**Goal:** Search the listing for the string "Menge" and copy every line that contains it.

# Given data start

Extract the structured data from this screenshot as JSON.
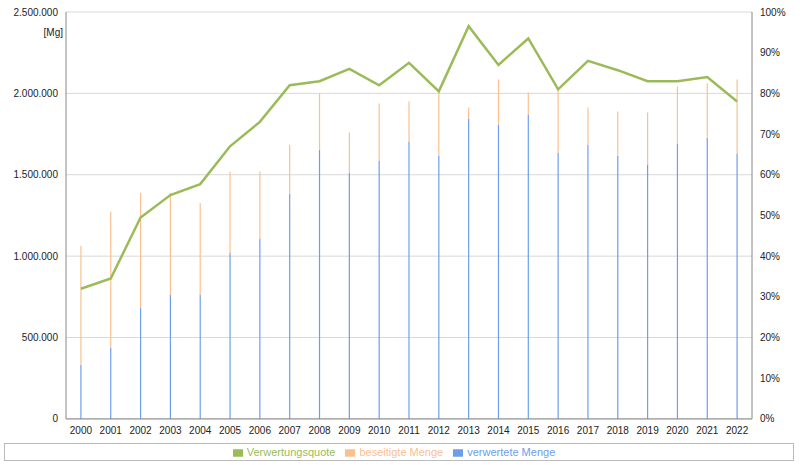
{
  "chart_data": {
    "type": "bar",
    "ylabel": "[Mg]",
    "categories": [
      "2000",
      "2001",
      "2002",
      "2003",
      "2004",
      "2005",
      "2006",
      "2007",
      "2008",
      "2009",
      "2010",
      "2011",
      "2012",
      "2013",
      "2014",
      "2015",
      "2016",
      "2017",
      "2018",
      "2019",
      "2020",
      "2021",
      "2022"
    ],
    "series": [
      {
        "name": "verwertete Menge",
        "color": "#6d9eeb",
        "values": [
          333000,
          438000,
          685000,
          765000,
          765000,
          1019000,
          1105000,
          1383000,
          1654000,
          1512000,
          1586000,
          1704000,
          1617000,
          1846000,
          1809000,
          1870000,
          1636000,
          1685000,
          1617000,
          1562000,
          1691000,
          1728000,
          1630000
        ]
      },
      {
        "name": "beseitigte Menge",
        "color": "#fac090",
        "values": [
          729000,
          834000,
          704000,
          625000,
          562000,
          500000,
          415000,
          302000,
          346000,
          247000,
          352000,
          246000,
          389000,
          68000,
          277000,
          136000,
          389000,
          229000,
          272000,
          321000,
          352000,
          334000,
          456000
        ]
      },
      {
        "name": "Verwertungsquote",
        "color": "#9bbb59",
        "type": "line",
        "axis": "y2",
        "values": [
          32,
          34.5,
          49.5,
          55,
          57.7,
          67,
          73,
          82,
          83,
          86,
          82,
          87.5,
          80.5,
          96.5,
          87,
          93.5,
          81,
          88,
          85.7,
          83,
          83,
          84,
          78
        ]
      }
    ],
    "stacked": true,
    "grid": true,
    "legend": "bottom",
    "ylim": [
      0,
      2500000
    ],
    "yticks": [
      0,
      {
        "value": 500000,
        "label": "500.000"
      },
      {
        "value": 1000000,
        "label": "1.000.000"
      },
      {
        "value": 1500000,
        "label": "1.500.000"
      },
      {
        "value": 2000000,
        "label": "2.000.000"
      },
      {
        "value": 2500000,
        "label": "2.500.000"
      }
    ],
    "y2lim": [
      0,
      100
    ],
    "y2ticks": [
      {
        "value": 0,
        "label": "0%"
      },
      {
        "value": 10,
        "label": "10%"
      },
      {
        "value": 20,
        "label": "20%"
      },
      {
        "value": 30,
        "label": "30%"
      },
      {
        "value": 40,
        "label": "40%"
      },
      {
        "value": 50,
        "label": "50%"
      },
      {
        "value": 60,
        "label": "60%"
      },
      {
        "value": 70,
        "label": "70%"
      },
      {
        "value": 80,
        "label": "80%"
      },
      {
        "value": 90,
        "label": "90%"
      },
      {
        "value": 100,
        "label": "100%"
      }
    ]
  }
}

# Given data end

**Written response:**
        "name": "verwertete Menge",
        "name": "beseitigte Menge",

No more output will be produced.